Go through the entries below and copy each line containing the word "Market".

Data listing:

------------

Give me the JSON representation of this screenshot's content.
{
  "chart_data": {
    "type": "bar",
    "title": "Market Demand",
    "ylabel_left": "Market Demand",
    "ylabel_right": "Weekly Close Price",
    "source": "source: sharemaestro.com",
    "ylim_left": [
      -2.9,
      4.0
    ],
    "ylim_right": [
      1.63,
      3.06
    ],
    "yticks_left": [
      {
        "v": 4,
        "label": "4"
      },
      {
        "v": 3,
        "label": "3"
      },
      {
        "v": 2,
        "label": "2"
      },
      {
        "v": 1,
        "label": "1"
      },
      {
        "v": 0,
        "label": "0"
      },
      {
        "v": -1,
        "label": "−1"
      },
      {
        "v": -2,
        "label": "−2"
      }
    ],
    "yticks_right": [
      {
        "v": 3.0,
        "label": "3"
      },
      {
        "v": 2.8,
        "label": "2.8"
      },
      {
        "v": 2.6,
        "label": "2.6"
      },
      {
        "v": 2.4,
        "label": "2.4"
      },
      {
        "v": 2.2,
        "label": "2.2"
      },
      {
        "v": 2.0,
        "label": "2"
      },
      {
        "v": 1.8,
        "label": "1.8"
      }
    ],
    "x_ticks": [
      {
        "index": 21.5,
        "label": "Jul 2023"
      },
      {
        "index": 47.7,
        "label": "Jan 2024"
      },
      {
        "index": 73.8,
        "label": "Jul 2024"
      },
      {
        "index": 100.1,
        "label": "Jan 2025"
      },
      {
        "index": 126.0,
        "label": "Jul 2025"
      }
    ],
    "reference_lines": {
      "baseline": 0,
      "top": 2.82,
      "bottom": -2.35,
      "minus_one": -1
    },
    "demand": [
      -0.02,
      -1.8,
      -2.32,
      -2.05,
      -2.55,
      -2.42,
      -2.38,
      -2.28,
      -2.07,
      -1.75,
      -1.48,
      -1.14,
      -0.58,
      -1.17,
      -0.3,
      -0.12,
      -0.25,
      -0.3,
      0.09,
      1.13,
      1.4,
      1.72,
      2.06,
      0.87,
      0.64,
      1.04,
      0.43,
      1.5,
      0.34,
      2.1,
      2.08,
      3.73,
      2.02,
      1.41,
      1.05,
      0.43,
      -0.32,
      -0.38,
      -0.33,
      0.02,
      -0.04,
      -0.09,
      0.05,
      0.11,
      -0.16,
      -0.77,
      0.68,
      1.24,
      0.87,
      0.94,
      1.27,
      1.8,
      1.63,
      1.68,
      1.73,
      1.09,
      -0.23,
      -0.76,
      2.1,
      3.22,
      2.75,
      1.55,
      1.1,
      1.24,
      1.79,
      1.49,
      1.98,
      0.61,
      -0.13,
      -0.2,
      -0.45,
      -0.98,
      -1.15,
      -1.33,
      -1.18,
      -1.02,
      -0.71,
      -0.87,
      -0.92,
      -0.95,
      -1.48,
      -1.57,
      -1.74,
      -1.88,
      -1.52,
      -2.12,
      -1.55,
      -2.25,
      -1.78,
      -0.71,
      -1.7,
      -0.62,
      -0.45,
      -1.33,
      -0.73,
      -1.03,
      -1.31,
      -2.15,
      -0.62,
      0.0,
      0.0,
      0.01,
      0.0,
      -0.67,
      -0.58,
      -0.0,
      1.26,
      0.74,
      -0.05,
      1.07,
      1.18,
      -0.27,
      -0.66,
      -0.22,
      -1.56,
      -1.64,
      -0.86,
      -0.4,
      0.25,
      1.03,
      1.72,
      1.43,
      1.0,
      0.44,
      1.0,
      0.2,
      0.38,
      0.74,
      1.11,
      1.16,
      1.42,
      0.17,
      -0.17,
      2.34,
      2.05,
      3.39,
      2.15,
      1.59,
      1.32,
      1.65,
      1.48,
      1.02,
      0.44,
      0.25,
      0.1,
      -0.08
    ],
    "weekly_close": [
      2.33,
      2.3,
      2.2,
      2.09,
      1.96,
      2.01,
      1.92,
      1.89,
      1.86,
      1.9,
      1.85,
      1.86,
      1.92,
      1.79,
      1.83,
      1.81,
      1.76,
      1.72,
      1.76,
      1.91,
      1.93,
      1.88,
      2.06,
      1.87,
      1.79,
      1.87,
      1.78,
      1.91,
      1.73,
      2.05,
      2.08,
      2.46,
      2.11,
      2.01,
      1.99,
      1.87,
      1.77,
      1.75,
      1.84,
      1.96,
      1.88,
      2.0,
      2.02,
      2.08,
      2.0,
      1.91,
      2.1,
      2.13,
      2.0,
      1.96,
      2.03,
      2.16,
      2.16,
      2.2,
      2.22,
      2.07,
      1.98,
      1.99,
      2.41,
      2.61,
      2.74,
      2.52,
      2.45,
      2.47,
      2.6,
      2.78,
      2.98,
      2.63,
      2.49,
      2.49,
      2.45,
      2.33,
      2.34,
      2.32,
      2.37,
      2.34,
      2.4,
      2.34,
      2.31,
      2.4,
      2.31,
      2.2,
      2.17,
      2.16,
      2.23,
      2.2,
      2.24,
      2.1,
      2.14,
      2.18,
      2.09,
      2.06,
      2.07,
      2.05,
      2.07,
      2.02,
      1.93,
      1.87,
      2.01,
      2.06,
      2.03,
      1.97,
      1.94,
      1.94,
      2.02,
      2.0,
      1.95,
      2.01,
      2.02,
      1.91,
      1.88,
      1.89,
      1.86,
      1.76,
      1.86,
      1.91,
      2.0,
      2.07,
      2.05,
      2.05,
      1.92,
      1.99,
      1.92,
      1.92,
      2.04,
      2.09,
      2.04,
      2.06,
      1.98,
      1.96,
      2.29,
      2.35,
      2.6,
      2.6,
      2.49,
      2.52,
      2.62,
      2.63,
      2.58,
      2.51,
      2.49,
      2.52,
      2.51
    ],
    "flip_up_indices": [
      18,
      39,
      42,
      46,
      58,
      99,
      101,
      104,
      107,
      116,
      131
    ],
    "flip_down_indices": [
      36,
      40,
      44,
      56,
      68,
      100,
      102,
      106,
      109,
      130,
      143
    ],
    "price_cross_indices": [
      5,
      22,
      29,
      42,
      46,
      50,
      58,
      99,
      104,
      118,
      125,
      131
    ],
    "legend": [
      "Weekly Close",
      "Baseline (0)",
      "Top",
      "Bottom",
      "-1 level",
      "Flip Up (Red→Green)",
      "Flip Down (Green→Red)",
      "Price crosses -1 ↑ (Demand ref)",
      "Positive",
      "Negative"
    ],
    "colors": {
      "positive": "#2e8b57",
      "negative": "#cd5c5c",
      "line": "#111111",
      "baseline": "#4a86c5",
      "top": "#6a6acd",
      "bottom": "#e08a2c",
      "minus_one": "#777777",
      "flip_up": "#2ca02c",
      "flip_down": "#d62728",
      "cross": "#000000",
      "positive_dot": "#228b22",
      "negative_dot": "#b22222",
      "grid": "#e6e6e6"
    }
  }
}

------------

Exercise result:
    "title": "Market Demand",
    "ylabel_left": "Market Demand",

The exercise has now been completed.